##### Provided records
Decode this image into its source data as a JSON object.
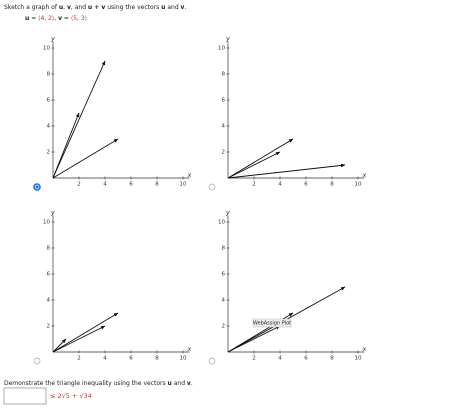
{
  "prompt": [
    {
      "text": "Sketch a graph of ",
      "bold": false
    },
    {
      "text": "u",
      "bold": true
    },
    {
      "text": ", ",
      "bold": false
    },
    {
      "text": "v",
      "bold": true
    },
    {
      "text": ", and ",
      "bold": false
    },
    {
      "text": "u + v",
      "bold": true
    },
    {
      "text": " using the vectors ",
      "bold": false
    },
    {
      "text": "u",
      "bold": true
    },
    {
      "text": " and ",
      "bold": false
    },
    {
      "text": "v",
      "bold": true
    },
    {
      "text": ".",
      "bold": false
    }
  ],
  "given": [
    {
      "text": "u",
      "bold": true
    },
    {
      "text": " = ",
      "bold": false
    },
    {
      "text": "⟨4, 2⟩",
      "bold": false,
      "color": "#c0392b"
    },
    {
      "text": ",    ",
      "bold": false
    },
    {
      "text": "v",
      "bold": true
    },
    {
      "text": " = ",
      "bold": false
    },
    {
      "text": "⟨5, 3⟩",
      "bold": false,
      "color": "#c0392b"
    }
  ],
  "graphs": [
    {
      "selected": true,
      "x_label": "x",
      "y_label": "y",
      "xlim": [
        0,
        10.5
      ],
      "ylim": [
        0,
        10.5
      ],
      "xticks": [
        2,
        4,
        6,
        8,
        10
      ],
      "yticks": [
        2,
        4,
        6,
        8,
        10
      ],
      "vectors": [
        {
          "x": 4,
          "y": 9
        },
        {
          "x": 2,
          "y": 5
        },
        {
          "x": 5,
          "y": 3
        }
      ]
    },
    {
      "selected": false,
      "x_label": "x",
      "y_label": "y",
      "xlim": [
        0,
        10.5
      ],
      "ylim": [
        0,
        10.5
      ],
      "xticks": [
        2,
        4,
        6,
        8,
        10
      ],
      "yticks": [
        2,
        4,
        6,
        8,
        10
      ],
      "vectors": [
        {
          "x": 5,
          "y": 3
        },
        {
          "x": 4,
          "y": 2
        },
        {
          "x": 9,
          "y": 1
        }
      ]
    },
    {
      "selected": false,
      "x_label": "x",
      "y_label": "y",
      "xlim": [
        0,
        10.5
      ],
      "ylim": [
        0,
        10.5
      ],
      "xticks": [
        2,
        4,
        6,
        8,
        10
      ],
      "yticks": [
        2,
        4,
        6,
        8,
        10
      ],
      "vectors": [
        {
          "x": 5,
          "y": 3
        },
        {
          "x": 4,
          "y": 2
        },
        {
          "x": 1,
          "y": 1
        }
      ]
    },
    {
      "selected": false,
      "x_label": "x",
      "y_label": "y",
      "xlim": [
        0,
        10.5
      ],
      "ylim": [
        0,
        10.5
      ],
      "xticks": [
        2,
        4,
        6,
        8,
        10
      ],
      "yticks": [
        2,
        4,
        6,
        8,
        10
      ],
      "vectors": [
        {
          "x": 9,
          "y": 5
        },
        {
          "x": 5,
          "y": 3
        },
        {
          "x": 4,
          "y": 2
        }
      ],
      "tooltip": "WebAssign Plot"
    }
  ],
  "inequality_prompt": [
    {
      "text": "Demonstrate the triangle inequality using the vectors ",
      "bold": false
    },
    {
      "text": "u",
      "bold": true
    },
    {
      "text": " and ",
      "bold": false
    },
    {
      "text": "v",
      "bold": true
    },
    {
      "text": ".",
      "bold": false
    }
  ],
  "answer_suffix": "≤ 2√5 + √34"
}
##########
- Your task
Transcribe the whole listing exactly. Pictures are excluded.

- Expected answer
Decode this image into its source data as a JSON object.
{
  "prompt": [
    {
      "text": "Sketch a graph of ",
      "bold": false
    },
    {
      "text": "u",
      "bold": true
    },
    {
      "text": ", ",
      "bold": false
    },
    {
      "text": "v",
      "bold": true
    },
    {
      "text": ", and ",
      "bold": false
    },
    {
      "text": "u + v",
      "bold": true
    },
    {
      "text": " using the vectors ",
      "bold": false
    },
    {
      "text": "u",
      "bold": true
    },
    {
      "text": " and ",
      "bold": false
    },
    {
      "text": "v",
      "bold": true
    },
    {
      "text": ".",
      "bold": false
    }
  ],
  "given": [
    {
      "text": "u",
      "bold": true
    },
    {
      "text": " = ",
      "bold": false
    },
    {
      "text": "⟨4, 2⟩",
      "bold": false,
      "color": "#c0392b"
    },
    {
      "text": ",    ",
      "bold": false
    },
    {
      "text": "v",
      "bold": true
    },
    {
      "text": " = ",
      "bold": false
    },
    {
      "text": "⟨5, 3⟩",
      "bold": false,
      "color": "#c0392b"
    }
  ],
  "graphs": [
    {
      "selected": true,
      "x_label": "x",
      "y_label": "y",
      "xlim": [
        0,
        10.5
      ],
      "ylim": [
        0,
        10.5
      ],
      "xticks": [
        2,
        4,
        6,
        8,
        10
      ],
      "yticks": [
        2,
        4,
        6,
        8,
        10
      ],
      "vectors": [
        {
          "x": 4,
          "y": 9
        },
        {
          "x": 2,
          "y": 5
        },
        {
          "x": 5,
          "y": 3
        }
      ]
    },
    {
      "selected": false,
      "x_label": "x",
      "y_label": "y",
      "xlim": [
        0,
        10.5
      ],
      "ylim": [
        0,
        10.5
      ],
      "xticks": [
        2,
        4,
        6,
        8,
        10
      ],
      "yticks": [
        2,
        4,
        6,
        8,
        10
      ],
      "vectors": [
        {
          "x": 5,
          "y": 3
        },
        {
          "x": 4,
          "y": 2
        },
        {
          "x": 9,
          "y": 1
        }
      ]
    },
    {
      "selected": false,
      "x_label": "x",
      "y_label": "y",
      "xlim": [
        0,
        10.5
      ],
      "ylim": [
        0,
        10.5
      ],
      "xticks": [
        2,
        4,
        6,
        8,
        10
      ],
      "yticks": [
        2,
        4,
        6,
        8,
        10
      ],
      "vectors": [
        {
          "x": 5,
          "y": 3
        },
        {
          "x": 4,
          "y": 2
        },
        {
          "x": 1,
          "y": 1
        }
      ]
    },
    {
      "selected": false,
      "x_label": "x",
      "y_label": "y",
      "xlim": [
        0,
        10.5
      ],
      "ylim": [
        0,
        10.5
      ],
      "xticks": [
        2,
        4,
        6,
        8,
        10
      ],
      "yticks": [
        2,
        4,
        6,
        8,
        10
      ],
      "vectors": [
        {
          "x": 9,
          "y": 5
        },
        {
          "x": 5,
          "y": 3
        },
        {
          "x": 4,
          "y": 2
        }
      ],
      "tooltip": "WebAssign Plot"
    }
  ],
  "inequality_prompt": [
    {
      "text": "Demonstrate the triangle inequality using the vectors ",
      "bold": false
    },
    {
      "text": "u",
      "bold": true
    },
    {
      "text": " and ",
      "bold": false
    },
    {
      "text": "v",
      "bold": true
    },
    {
      "text": ".",
      "bold": false
    }
  ],
  "answer_suffix": "≤ 2√5 + √34"
}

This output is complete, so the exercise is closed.